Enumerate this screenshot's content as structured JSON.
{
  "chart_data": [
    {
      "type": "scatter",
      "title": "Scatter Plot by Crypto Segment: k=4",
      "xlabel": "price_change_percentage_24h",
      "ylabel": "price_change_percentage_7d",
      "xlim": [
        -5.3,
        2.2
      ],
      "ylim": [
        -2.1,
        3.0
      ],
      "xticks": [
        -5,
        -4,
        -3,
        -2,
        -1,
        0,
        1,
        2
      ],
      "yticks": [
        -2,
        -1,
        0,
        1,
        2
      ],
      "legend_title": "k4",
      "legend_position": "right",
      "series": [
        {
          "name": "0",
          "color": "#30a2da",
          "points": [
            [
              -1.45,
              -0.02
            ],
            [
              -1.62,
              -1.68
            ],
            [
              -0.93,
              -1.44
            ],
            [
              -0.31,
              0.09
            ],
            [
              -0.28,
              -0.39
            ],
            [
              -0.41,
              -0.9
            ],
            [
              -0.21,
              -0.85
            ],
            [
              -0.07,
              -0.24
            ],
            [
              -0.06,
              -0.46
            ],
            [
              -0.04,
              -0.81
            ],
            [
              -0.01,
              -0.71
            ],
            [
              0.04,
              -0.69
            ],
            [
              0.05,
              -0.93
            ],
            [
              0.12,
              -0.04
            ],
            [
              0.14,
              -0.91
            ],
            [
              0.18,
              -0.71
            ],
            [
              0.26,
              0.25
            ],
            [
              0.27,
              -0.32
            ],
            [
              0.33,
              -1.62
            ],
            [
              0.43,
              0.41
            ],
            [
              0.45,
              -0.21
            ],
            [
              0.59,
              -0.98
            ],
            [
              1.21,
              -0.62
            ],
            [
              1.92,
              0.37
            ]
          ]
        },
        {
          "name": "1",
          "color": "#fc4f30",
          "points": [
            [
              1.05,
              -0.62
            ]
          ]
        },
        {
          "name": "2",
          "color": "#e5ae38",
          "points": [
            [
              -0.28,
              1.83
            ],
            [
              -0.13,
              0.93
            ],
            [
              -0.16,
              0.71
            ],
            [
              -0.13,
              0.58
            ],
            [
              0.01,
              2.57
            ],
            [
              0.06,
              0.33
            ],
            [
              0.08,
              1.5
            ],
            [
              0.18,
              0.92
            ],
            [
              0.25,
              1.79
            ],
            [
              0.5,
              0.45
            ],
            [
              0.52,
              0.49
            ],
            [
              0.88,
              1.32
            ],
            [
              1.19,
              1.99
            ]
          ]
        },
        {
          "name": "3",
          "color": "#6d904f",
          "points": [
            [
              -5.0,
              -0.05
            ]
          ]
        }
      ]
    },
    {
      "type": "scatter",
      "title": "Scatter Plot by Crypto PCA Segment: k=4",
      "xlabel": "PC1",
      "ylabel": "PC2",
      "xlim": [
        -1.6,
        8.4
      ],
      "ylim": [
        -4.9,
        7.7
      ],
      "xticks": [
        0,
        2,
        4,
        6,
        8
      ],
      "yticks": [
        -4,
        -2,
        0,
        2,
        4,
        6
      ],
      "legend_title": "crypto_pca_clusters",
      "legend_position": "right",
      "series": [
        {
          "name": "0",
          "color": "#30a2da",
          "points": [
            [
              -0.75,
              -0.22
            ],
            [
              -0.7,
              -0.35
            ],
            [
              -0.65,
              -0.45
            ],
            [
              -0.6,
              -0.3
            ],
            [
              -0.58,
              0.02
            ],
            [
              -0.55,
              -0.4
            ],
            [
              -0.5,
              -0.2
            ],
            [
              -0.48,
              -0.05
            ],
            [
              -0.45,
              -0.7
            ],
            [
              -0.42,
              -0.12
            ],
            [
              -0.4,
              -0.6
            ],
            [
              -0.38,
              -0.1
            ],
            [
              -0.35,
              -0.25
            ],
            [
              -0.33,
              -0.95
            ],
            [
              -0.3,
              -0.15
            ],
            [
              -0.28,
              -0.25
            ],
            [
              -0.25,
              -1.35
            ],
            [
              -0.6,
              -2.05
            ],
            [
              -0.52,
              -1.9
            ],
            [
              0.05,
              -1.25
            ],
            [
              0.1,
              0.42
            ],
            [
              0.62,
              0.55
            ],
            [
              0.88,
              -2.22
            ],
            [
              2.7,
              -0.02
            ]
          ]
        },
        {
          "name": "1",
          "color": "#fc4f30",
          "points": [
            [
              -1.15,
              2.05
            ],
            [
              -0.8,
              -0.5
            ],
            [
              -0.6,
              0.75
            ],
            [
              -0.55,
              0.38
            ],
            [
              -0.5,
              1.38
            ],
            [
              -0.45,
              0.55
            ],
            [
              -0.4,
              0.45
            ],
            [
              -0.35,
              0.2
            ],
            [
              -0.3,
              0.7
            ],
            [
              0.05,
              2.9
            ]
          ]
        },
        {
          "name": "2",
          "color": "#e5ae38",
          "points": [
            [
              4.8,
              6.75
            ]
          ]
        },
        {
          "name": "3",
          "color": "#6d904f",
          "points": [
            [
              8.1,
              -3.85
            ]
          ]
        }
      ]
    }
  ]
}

What is needed
Extract the listing in its entirety, matching it exactly.

The answer
Enumerate this screenshot's content as structured JSON.
{
  "chart_data": [
    {
      "type": "scatter",
      "title": "Scatter Plot by Crypto Segment: k=4",
      "xlabel": "price_change_percentage_24h",
      "ylabel": "price_change_percentage_7d",
      "xlim": [
        -5.3,
        2.2
      ],
      "ylim": [
        -2.1,
        3.0
      ],
      "xticks": [
        -5,
        -4,
        -3,
        -2,
        -1,
        0,
        1,
        2
      ],
      "yticks": [
        -2,
        -1,
        0,
        1,
        2
      ],
      "legend_title": "k4",
      "legend_position": "right",
      "series": [
        {
          "name": "0",
          "color": "#30a2da",
          "points": [
            [
              -1.45,
              -0.02
            ],
            [
              -1.62,
              -1.68
            ],
            [
              -0.93,
              -1.44
            ],
            [
              -0.31,
              0.09
            ],
            [
              -0.28,
              -0.39
            ],
            [
              -0.41,
              -0.9
            ],
            [
              -0.21,
              -0.85
            ],
            [
              -0.07,
              -0.24
            ],
            [
              -0.06,
              -0.46
            ],
            [
              -0.04,
              -0.81
            ],
            [
              -0.01,
              -0.71
            ],
            [
              0.04,
              -0.69
            ],
            [
              0.05,
              -0.93
            ],
            [
              0.12,
              -0.04
            ],
            [
              0.14,
              -0.91
            ],
            [
              0.18,
              -0.71
            ],
            [
              0.26,
              0.25
            ],
            [
              0.27,
              -0.32
            ],
            [
              0.33,
              -1.62
            ],
            [
              0.43,
              0.41
            ],
            [
              0.45,
              -0.21
            ],
            [
              0.59,
              -0.98
            ],
            [
              1.21,
              -0.62
            ],
            [
              1.92,
              0.37
            ]
          ]
        },
        {
          "name": "1",
          "color": "#fc4f30",
          "points": [
            [
              1.05,
              -0.62
            ]
          ]
        },
        {
          "name": "2",
          "color": "#e5ae38",
          "points": [
            [
              -0.28,
              1.83
            ],
            [
              -0.13,
              0.93
            ],
            [
              -0.16,
              0.71
            ],
            [
              -0.13,
              0.58
            ],
            [
              0.01,
              2.57
            ],
            [
              0.06,
              0.33
            ],
            [
              0.08,
              1.5
            ],
            [
              0.18,
              0.92
            ],
            [
              0.25,
              1.79
            ],
            [
              0.5,
              0.45
            ],
            [
              0.52,
              0.49
            ],
            [
              0.88,
              1.32
            ],
            [
              1.19,
              1.99
            ]
          ]
        },
        {
          "name": "3",
          "color": "#6d904f",
          "points": [
            [
              -5.0,
              -0.05
            ]
          ]
        }
      ]
    },
    {
      "type": "scatter",
      "title": "Scatter Plot by Crypto PCA Segment: k=4",
      "xlabel": "PC1",
      "ylabel": "PC2",
      "xlim": [
        -1.6,
        8.4
      ],
      "ylim": [
        -4.9,
        7.7
      ],
      "xticks": [
        0,
        2,
        4,
        6,
        8
      ],
      "yticks": [
        -4,
        -2,
        0,
        2,
        4,
        6
      ],
      "legend_title": "crypto_pca_clusters",
      "legend_position": "right",
      "series": [
        {
          "name": "0",
          "color": "#30a2da",
          "points": [
            [
              -0.75,
              -0.22
            ],
            [
              -0.7,
              -0.35
            ],
            [
              -0.65,
              -0.45
            ],
            [
              -0.6,
              -0.3
            ],
            [
              -0.58,
              0.02
            ],
            [
              -0.55,
              -0.4
            ],
            [
              -0.5,
              -0.2
            ],
            [
              -0.48,
              -0.05
            ],
            [
              -0.45,
              -0.7
            ],
            [
              -0.42,
              -0.12
            ],
            [
              -0.4,
              -0.6
            ],
            [
              -0.38,
              -0.1
            ],
            [
              -0.35,
              -0.25
            ],
            [
              -0.33,
              -0.95
            ],
            [
              -0.3,
              -0.15
            ],
            [
              -0.28,
              -0.25
            ],
            [
              -0.25,
              -1.35
            ],
            [
              -0.6,
              -2.05
            ],
            [
              -0.52,
              -1.9
            ],
            [
              0.05,
              -1.25
            ],
            [
              0.1,
              0.42
            ],
            [
              0.62,
              0.55
            ],
            [
              0.88,
              -2.22
            ],
            [
              2.7,
              -0.02
            ]
          ]
        },
        {
          "name": "1",
          "color": "#fc4f30",
          "points": [
            [
              -1.15,
              2.05
            ],
            [
              -0.8,
              -0.5
            ],
            [
              -0.6,
              0.75
            ],
            [
              -0.55,
              0.38
            ],
            [
              -0.5,
              1.38
            ],
            [
              -0.45,
              0.55
            ],
            [
              -0.4,
              0.45
            ],
            [
              -0.35,
              0.2
            ],
            [
              -0.3,
              0.7
            ],
            [
              0.05,
              2.9
            ]
          ]
        },
        {
          "name": "2",
          "color": "#e5ae38",
          "points": [
            [
              4.8,
              6.75
            ]
          ]
        },
        {
          "name": "3",
          "color": "#6d904f",
          "points": [
            [
              8.1,
              -3.85
            ]
          ]
        }
      ]
    }
  ]
}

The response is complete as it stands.